◆ **Task objective**
Compile every line that includes the word "paraUniversita".

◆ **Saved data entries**
================
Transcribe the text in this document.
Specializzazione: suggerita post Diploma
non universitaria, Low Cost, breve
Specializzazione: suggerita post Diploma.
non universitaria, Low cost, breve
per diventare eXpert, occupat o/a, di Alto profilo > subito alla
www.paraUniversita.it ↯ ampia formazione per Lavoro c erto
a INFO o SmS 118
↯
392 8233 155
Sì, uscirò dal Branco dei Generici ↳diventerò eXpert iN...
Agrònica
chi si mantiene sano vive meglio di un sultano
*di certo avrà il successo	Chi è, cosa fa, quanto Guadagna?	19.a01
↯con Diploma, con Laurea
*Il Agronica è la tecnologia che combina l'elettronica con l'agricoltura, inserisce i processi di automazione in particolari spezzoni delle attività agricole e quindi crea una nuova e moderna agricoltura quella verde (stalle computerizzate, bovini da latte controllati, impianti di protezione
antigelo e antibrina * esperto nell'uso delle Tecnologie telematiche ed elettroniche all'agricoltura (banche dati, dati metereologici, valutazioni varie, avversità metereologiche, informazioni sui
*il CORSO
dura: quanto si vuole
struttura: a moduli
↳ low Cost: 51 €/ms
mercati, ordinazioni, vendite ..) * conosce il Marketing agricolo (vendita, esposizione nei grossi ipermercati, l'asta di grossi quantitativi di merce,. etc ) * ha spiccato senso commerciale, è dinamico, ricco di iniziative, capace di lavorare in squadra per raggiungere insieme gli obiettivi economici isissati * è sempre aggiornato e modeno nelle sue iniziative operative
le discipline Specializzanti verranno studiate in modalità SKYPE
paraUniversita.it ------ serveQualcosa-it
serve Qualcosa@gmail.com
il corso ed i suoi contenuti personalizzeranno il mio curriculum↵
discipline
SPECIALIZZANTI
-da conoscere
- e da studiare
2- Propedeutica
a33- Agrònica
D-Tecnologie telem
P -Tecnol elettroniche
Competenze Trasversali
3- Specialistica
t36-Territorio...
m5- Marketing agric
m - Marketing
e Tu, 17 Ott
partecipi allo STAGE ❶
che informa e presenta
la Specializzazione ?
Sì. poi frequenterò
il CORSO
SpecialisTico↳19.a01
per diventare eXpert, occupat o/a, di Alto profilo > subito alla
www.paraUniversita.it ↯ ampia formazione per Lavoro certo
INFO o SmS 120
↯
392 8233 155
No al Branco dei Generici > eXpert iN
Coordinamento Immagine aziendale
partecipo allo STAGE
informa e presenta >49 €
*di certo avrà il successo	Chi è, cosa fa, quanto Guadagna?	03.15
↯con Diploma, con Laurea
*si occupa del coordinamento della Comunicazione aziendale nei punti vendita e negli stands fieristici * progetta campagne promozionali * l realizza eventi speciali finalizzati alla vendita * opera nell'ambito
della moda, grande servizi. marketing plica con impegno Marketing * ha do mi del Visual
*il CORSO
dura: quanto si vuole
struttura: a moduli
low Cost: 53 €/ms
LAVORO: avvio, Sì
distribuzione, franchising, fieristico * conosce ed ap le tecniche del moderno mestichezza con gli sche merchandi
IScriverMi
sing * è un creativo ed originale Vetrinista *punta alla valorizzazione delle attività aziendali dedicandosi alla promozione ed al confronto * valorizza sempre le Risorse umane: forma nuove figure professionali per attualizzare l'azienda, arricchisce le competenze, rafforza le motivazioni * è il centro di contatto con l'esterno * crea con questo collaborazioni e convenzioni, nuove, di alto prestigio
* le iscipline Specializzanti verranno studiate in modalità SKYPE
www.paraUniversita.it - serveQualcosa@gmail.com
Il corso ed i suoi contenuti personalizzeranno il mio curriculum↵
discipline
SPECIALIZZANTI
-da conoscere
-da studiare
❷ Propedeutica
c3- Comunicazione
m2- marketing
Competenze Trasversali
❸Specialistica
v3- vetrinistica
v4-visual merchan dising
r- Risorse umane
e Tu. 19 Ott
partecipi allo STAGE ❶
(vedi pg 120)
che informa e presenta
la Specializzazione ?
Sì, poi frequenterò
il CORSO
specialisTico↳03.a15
================
◆ **Finished task**
www.paraUniversita.it ↯ ampia formazione per Lavoro c erto
paraUniversita.it ------ serveQualcosa-it
www.paraUniversita.it ↯ ampia formazione per Lavoro certo
www.paraUniversita.it - serveQualcosa@gmail.com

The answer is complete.